= What to work on =
Put the lines of the items below into a JSON list of strings, one string per line, skipping blank lines. Start at the first line of the items and stop after the line that contains "delimiter-select[interactable]: --Custom-- [37, 123, 261, 143]".

= Record extracts =
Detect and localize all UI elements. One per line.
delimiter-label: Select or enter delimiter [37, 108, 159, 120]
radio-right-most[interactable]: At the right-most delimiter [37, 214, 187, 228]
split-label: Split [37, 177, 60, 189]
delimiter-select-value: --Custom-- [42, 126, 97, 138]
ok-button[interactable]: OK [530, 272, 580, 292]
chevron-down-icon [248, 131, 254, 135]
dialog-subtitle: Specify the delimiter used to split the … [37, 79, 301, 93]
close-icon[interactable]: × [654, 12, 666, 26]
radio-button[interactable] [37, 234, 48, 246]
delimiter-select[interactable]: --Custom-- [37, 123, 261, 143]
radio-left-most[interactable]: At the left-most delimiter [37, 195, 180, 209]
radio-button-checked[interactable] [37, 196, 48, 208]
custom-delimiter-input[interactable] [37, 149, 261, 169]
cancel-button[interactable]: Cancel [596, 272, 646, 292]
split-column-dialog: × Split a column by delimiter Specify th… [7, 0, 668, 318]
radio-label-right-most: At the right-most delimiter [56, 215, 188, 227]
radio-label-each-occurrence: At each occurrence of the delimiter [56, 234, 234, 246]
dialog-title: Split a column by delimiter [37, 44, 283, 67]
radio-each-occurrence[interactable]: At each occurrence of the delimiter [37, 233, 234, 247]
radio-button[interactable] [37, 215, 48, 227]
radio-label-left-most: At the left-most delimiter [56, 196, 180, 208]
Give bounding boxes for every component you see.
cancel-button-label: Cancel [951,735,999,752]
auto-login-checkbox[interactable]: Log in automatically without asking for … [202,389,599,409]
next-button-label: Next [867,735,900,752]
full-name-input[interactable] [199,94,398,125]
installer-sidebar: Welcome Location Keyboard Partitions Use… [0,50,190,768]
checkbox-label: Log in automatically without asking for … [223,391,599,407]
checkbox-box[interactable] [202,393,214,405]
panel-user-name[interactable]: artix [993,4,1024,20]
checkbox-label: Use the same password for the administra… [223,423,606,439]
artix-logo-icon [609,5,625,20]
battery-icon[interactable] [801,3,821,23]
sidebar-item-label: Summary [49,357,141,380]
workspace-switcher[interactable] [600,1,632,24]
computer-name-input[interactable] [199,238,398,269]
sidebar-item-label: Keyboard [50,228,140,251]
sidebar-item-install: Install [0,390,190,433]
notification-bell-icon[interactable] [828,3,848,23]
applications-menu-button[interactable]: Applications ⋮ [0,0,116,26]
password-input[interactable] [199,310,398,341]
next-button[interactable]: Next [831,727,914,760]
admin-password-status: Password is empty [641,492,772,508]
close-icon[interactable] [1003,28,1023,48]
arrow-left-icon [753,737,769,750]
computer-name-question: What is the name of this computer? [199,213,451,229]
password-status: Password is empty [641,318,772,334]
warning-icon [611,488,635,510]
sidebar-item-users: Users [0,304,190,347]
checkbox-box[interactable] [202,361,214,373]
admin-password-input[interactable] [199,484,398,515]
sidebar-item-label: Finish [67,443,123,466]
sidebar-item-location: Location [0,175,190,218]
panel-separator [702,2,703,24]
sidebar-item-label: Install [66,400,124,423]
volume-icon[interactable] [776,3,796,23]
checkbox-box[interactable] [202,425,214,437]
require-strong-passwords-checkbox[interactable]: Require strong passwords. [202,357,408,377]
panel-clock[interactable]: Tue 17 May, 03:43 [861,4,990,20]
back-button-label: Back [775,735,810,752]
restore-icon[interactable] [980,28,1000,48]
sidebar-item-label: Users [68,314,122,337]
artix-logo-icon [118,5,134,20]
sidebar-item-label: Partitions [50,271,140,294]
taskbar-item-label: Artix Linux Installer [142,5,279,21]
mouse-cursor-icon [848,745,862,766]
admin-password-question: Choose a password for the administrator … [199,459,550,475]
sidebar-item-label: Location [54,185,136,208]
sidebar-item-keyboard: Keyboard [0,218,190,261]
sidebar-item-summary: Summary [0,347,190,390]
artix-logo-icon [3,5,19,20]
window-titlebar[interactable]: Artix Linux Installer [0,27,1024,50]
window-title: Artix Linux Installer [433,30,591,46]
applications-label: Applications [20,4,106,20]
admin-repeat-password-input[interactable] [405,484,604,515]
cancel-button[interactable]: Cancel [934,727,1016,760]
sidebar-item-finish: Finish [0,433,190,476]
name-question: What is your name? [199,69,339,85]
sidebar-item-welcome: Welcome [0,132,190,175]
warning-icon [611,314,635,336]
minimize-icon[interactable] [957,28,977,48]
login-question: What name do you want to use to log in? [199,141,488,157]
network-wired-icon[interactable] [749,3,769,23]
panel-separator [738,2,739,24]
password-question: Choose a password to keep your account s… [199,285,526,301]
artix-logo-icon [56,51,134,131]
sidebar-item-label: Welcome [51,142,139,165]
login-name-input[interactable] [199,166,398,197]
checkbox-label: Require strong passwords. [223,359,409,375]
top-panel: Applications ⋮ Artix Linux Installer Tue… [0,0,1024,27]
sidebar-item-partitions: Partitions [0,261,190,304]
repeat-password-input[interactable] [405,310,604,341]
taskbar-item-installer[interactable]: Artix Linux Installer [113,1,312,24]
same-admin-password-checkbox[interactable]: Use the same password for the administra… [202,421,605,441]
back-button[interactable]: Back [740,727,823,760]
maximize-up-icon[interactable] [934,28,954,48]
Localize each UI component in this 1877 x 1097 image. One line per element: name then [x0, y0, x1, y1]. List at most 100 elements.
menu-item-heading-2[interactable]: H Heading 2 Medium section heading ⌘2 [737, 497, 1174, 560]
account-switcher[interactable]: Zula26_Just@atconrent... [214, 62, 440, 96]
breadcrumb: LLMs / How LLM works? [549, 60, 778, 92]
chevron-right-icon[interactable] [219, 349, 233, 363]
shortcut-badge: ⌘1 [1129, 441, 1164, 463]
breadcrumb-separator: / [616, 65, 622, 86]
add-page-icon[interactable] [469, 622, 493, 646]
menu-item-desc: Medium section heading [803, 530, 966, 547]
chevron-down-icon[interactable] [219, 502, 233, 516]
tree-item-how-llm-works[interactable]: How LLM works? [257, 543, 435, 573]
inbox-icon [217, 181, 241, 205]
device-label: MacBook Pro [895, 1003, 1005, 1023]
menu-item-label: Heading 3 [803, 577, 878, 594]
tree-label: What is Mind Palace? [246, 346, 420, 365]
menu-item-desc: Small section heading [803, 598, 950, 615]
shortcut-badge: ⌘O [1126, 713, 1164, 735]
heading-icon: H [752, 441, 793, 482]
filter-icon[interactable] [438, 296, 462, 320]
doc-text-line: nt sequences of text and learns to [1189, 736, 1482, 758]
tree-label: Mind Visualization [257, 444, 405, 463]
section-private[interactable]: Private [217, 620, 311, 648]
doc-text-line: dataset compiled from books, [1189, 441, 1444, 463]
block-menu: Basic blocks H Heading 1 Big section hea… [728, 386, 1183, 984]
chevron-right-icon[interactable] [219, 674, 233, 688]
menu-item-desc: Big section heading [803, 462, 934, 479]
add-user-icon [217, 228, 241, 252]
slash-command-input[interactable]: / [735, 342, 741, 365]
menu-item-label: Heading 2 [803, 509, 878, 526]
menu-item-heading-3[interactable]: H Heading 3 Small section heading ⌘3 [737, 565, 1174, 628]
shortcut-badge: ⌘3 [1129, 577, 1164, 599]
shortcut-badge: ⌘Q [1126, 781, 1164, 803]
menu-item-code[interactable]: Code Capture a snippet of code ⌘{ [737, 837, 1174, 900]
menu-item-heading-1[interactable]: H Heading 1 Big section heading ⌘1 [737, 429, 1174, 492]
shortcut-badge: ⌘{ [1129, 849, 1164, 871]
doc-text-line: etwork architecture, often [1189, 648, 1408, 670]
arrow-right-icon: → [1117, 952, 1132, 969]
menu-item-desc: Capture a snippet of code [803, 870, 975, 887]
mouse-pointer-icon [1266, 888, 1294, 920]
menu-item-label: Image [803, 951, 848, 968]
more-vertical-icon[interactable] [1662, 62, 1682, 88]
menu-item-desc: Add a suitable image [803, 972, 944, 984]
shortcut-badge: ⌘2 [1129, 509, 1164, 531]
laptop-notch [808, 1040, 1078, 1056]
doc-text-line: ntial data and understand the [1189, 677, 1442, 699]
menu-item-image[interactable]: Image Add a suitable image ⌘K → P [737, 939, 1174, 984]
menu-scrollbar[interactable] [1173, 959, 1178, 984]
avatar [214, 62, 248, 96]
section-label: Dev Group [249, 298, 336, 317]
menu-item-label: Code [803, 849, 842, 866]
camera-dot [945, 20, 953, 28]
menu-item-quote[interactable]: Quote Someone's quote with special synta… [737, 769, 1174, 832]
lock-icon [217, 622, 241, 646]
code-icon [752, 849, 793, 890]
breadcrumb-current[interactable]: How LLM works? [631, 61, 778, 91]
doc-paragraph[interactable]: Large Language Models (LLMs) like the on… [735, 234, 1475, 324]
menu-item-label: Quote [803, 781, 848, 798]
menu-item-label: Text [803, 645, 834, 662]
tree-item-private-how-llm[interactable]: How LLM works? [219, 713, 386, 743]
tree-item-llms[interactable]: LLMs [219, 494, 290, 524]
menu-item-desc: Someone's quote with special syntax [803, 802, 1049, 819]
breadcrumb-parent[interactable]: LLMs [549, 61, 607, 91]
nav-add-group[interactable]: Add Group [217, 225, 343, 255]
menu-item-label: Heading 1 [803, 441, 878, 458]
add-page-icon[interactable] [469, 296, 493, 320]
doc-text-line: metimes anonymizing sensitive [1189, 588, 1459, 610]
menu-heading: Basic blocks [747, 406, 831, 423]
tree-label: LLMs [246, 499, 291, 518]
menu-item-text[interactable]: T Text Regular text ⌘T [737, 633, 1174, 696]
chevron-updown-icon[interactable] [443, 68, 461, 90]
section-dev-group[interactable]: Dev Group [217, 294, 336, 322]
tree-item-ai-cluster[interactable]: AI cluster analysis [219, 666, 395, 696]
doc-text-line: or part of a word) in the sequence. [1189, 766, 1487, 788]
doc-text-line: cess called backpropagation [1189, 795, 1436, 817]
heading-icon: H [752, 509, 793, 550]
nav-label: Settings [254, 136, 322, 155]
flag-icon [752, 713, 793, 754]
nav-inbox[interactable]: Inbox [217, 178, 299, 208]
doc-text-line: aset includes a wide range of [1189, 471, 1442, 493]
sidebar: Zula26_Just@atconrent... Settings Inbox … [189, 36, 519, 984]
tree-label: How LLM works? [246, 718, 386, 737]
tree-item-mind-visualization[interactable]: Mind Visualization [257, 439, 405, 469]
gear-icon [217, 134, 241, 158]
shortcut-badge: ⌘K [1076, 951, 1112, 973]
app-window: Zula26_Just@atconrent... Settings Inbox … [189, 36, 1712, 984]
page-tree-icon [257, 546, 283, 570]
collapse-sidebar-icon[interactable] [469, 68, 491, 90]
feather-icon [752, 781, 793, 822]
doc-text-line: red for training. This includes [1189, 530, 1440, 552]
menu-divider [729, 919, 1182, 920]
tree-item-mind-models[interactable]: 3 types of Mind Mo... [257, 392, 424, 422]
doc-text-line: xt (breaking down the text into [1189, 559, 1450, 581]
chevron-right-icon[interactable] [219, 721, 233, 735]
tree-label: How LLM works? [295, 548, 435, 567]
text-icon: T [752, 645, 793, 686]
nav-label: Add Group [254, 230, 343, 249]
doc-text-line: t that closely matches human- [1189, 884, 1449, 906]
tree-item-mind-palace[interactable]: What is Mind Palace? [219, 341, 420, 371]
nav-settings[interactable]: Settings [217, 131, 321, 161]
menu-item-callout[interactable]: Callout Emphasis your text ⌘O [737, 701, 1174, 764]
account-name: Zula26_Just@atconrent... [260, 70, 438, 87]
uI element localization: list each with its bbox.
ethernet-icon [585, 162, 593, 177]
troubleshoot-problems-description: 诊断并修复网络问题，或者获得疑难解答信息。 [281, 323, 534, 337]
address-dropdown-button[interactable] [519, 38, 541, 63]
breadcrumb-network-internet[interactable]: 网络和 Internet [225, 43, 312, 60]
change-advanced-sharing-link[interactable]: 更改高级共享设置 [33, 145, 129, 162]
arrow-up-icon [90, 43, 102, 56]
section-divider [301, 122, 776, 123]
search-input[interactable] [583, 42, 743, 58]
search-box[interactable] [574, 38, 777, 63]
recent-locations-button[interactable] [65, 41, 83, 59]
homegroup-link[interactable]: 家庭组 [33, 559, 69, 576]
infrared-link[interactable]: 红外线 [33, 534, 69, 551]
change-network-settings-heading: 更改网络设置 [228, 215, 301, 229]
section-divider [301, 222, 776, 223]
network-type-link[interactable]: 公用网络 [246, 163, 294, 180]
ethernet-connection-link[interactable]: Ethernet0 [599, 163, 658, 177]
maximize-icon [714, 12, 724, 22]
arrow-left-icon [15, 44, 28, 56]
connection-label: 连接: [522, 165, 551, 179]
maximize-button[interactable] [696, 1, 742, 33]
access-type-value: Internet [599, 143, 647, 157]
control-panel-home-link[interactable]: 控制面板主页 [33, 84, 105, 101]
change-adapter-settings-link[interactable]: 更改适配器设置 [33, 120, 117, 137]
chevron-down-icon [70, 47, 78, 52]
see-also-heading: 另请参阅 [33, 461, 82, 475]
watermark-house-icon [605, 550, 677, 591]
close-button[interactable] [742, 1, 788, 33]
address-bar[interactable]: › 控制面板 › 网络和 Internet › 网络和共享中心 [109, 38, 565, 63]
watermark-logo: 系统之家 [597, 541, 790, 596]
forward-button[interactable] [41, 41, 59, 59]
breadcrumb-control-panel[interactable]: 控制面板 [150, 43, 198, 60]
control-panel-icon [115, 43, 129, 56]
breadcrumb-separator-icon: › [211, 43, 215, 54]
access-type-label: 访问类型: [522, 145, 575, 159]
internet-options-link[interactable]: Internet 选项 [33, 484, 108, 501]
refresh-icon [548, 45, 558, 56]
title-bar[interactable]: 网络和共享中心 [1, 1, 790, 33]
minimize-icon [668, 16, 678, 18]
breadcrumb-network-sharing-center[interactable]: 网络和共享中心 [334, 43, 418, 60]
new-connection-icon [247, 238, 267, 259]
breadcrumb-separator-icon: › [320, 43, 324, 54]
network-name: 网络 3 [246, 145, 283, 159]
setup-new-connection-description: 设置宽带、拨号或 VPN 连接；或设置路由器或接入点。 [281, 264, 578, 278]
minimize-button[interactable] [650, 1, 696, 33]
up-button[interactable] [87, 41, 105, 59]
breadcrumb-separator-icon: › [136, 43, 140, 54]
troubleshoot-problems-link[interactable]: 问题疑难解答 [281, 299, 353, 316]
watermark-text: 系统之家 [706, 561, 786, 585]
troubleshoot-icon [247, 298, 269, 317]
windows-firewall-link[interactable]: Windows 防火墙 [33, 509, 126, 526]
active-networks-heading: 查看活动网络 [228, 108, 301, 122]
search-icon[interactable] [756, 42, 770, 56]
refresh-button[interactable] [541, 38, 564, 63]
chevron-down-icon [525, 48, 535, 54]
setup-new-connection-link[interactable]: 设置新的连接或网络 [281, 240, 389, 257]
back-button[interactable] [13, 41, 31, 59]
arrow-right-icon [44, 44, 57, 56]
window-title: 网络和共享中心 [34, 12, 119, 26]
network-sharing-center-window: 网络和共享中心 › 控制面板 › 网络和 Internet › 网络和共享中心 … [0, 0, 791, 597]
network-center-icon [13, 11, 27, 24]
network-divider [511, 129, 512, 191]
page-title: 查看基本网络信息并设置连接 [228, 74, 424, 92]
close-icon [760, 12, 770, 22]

= Reply to the task =
[
  "Detect and localize all UI elements. One per line.",
  "delimiter-label: Select or enter delimiter [37, 108, 159, 120]",
  "radio-right-most[interactable]: At the right-most delimiter [37, 214, 187, 228]",
  "split-label: Split [37, 177, 60, 189]",
  "delimiter-select-value: --Custom-- [42, 126, 97, 138]",
  "ok-button[interactable]: OK [530, 272, 580, 292]",
  "chevron-down-icon [248, 131, 254, 135]",
  "dialog-subtitle: Specify the delimiter used to split the … [37, 79, 301, 93]",
  "close-icon[interactable]: × [654, 12, 666, 26]",
  "radio-button[interactable] [37, 234, 48, 246]",
  "delimiter-select[interactable]: --Custom-- [37, 123, 261, 143]"
]